> _Consigne_:
Dans le document source ci-dessous, recopiez le passage compris entre « Une institution inadaptée » et « l'ordonnance de règlement. », bornes incluses, en remplaçant « juge d'instruction » par « magistrat instructeur ».

> _Document source_:
►

Or, le renforcement continu des règles de procédure destinées à protéger les droits de la défense - renforcements qui ne sont souvent, dans un système inquisitoire, que des trompe-l'œil - a, malgré ces effets très limités, considérablement alourdi la tâche des magistrats et fonctionnaires chargés de l'instruction dont l'essentiel de l'énergie est désormais consacré aux formalités juridictionnelles.

Une institution inadaptée

L'aveu n'est plus la reine des preuves. Les constatations matérielles, les surveillances, les écoutes téléphoniques, le recours aux vérifications techniques et scientifiques mais aussi le recueil des témoignages donnent une place essentielle au travail de la police judiciaire et des experts.

C'est pourquoi la plus-value que peut apporter le juge d'instruction est généralement réduite au travail de synthèse que ce magistrat est supposé effectuer en prévision des interrogatoires. Quant à la synthèse finale du dossier, elle est, dans la majorité des cas, le fait du parquet dont le juge d'instruction reprend les réquisitions définitives dans l'ordonnance de règlement.

◄

> _Entrées fournies_:
►

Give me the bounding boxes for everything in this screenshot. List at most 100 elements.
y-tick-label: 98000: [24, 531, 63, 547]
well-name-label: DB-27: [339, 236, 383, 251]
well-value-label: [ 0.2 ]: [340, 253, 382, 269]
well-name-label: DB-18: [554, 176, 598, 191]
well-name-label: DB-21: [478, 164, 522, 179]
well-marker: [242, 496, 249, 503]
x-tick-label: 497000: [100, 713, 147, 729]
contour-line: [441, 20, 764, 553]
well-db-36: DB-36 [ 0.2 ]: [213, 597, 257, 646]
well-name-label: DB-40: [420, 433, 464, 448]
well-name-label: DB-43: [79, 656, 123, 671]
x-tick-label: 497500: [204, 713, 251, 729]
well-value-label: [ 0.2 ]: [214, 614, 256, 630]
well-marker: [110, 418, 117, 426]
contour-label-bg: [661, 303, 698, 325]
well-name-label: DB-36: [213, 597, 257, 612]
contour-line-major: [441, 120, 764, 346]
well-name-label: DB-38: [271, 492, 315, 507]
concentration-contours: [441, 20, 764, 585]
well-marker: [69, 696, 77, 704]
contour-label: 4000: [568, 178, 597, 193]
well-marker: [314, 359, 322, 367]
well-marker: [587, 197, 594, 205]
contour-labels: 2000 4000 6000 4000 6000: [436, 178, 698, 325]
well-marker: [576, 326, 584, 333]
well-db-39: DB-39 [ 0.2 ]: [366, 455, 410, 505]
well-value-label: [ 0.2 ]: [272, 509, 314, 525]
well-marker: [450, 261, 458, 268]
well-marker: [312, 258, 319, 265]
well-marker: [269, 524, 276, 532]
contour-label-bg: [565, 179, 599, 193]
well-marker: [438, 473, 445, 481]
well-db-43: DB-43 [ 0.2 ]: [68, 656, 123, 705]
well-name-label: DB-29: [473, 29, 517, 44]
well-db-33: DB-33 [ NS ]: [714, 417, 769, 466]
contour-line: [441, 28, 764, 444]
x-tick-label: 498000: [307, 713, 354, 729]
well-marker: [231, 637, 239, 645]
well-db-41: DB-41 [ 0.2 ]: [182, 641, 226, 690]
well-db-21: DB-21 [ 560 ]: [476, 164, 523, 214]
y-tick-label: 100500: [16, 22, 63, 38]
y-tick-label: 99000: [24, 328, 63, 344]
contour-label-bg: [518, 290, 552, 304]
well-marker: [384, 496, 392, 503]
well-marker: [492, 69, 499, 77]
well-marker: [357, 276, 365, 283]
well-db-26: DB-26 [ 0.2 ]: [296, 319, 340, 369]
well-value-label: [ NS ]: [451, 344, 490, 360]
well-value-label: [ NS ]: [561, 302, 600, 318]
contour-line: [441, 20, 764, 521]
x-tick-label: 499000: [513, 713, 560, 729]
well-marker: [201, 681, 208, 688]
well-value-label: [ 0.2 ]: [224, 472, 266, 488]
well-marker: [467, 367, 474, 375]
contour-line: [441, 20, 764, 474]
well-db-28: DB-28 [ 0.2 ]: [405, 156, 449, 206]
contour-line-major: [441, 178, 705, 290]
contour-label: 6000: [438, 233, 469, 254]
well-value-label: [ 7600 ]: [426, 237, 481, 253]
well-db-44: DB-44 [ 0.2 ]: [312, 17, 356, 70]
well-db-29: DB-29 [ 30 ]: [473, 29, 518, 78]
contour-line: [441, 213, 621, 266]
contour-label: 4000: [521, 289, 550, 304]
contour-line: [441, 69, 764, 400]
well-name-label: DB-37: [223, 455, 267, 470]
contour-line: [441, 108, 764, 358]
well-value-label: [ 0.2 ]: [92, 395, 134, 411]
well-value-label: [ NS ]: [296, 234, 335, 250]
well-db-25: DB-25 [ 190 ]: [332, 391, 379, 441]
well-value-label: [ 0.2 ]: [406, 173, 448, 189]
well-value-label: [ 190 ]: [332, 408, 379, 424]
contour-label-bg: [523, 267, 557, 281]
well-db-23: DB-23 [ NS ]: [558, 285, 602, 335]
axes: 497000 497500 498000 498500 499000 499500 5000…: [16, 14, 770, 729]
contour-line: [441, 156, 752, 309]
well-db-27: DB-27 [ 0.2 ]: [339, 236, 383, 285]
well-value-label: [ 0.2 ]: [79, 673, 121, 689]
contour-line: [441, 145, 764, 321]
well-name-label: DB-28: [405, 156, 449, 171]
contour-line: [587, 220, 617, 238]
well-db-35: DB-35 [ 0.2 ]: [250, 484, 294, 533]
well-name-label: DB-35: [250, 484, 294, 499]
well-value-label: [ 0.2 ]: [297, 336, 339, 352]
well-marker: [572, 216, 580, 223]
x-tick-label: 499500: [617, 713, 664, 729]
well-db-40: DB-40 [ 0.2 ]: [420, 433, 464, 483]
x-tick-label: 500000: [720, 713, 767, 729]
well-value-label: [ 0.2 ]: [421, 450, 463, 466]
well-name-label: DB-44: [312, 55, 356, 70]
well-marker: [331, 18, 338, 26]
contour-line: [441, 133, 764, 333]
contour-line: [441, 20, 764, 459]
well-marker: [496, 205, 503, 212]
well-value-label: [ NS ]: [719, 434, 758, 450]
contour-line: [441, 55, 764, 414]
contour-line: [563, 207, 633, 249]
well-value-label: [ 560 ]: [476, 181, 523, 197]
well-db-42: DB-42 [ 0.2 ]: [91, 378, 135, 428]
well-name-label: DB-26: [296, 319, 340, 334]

◄

> _Corrigé proposé_:
Une institution inadaptée

L'aveu n'est plus la reine des preuves. Les constatations matérielles, les surveillances, les écoutes téléphoniques, le recours aux vérifications techniques et scientifiques mais aussi le recueil des témoignages donnent une place essentielle au travail de la police judiciaire et des experts.

C'est pourquoi la plus-value que peut apporter le magistrat instructeur est généralement réduite au travail de synthèse que ce magistrat est supposé effectuer en prévision des interrogatoires. Quant à la synthèse finale du dossier, elle est, dans la majorité des cas, le fait du parquet dont le magistrat instructeur reprend les réquisitions définitives dans l'ordonnance de règlement.